Keep only the lines of the listing that include the word "index", and copy them.

[Lines of data]
____

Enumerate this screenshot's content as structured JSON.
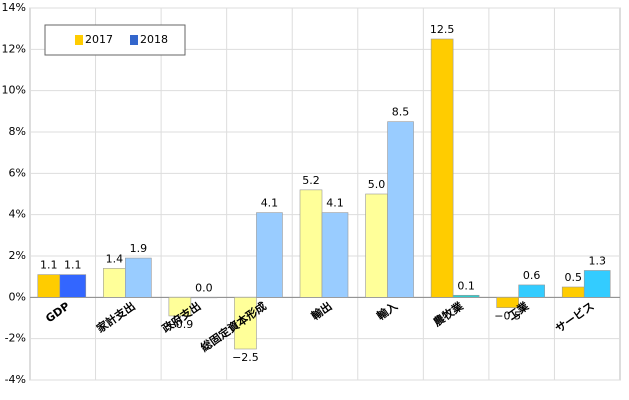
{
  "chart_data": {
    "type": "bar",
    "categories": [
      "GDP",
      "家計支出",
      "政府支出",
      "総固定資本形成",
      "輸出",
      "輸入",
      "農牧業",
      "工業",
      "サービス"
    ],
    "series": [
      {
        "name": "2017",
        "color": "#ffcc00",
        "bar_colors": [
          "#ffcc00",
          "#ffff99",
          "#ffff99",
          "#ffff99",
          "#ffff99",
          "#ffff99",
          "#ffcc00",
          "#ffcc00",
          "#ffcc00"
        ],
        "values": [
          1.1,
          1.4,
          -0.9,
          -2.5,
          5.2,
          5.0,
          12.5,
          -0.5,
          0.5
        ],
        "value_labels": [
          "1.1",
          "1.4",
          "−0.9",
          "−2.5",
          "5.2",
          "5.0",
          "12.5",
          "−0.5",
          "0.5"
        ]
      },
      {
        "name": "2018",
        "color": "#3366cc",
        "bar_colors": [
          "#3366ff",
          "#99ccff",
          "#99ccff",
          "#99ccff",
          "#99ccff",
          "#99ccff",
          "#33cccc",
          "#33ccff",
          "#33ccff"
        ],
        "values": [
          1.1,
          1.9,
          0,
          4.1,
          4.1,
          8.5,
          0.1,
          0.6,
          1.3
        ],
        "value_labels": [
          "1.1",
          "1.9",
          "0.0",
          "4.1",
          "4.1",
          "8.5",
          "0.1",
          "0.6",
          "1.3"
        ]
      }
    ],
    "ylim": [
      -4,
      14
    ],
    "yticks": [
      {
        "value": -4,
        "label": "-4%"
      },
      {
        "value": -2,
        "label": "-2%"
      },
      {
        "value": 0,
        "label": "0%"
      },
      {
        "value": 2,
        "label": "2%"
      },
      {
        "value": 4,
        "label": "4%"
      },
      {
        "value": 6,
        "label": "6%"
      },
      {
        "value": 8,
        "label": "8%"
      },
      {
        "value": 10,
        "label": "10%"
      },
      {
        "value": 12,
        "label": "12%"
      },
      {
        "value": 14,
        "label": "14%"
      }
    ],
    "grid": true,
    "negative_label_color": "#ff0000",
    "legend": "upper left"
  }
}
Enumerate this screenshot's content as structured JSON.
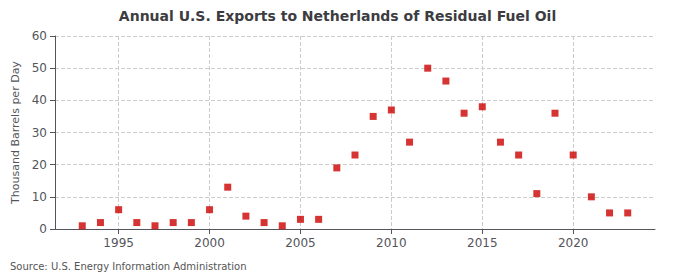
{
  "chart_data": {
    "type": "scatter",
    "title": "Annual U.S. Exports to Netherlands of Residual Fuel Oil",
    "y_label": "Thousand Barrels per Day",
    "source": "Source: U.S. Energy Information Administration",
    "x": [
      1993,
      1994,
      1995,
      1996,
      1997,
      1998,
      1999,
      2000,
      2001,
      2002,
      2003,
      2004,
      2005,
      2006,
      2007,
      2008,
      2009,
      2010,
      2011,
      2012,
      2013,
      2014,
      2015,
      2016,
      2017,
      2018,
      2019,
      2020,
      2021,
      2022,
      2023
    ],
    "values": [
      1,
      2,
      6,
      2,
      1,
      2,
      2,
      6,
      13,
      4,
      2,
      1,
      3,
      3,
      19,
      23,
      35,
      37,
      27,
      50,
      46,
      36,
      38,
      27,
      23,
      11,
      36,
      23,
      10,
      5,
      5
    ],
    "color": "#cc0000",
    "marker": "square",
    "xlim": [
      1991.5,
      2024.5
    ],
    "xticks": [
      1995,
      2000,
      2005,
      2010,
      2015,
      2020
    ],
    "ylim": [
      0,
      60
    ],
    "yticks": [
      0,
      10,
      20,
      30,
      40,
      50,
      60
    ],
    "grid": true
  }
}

____

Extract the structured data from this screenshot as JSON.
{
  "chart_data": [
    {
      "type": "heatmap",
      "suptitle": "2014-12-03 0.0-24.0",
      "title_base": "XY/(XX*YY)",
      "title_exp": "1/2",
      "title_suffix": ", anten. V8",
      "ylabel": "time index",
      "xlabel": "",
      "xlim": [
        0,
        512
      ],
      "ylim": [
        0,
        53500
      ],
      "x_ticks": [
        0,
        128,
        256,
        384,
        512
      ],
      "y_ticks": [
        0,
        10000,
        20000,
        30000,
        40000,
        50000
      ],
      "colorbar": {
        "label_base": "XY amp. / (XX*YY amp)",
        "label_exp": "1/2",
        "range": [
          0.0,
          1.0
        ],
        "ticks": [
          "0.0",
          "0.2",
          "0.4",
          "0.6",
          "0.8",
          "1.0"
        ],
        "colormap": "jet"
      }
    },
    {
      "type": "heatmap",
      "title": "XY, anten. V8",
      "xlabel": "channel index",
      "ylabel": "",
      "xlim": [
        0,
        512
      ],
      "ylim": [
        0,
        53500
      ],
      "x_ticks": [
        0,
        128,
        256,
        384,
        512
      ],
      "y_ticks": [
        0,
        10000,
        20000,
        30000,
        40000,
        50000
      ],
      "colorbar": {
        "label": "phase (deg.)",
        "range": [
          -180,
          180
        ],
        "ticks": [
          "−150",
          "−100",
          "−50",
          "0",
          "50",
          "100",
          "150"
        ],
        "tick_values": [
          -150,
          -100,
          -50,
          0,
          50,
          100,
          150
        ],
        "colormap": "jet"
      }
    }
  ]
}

____

**Solution below**
      "ylabel": "time index",
      "xlabel": "channel index",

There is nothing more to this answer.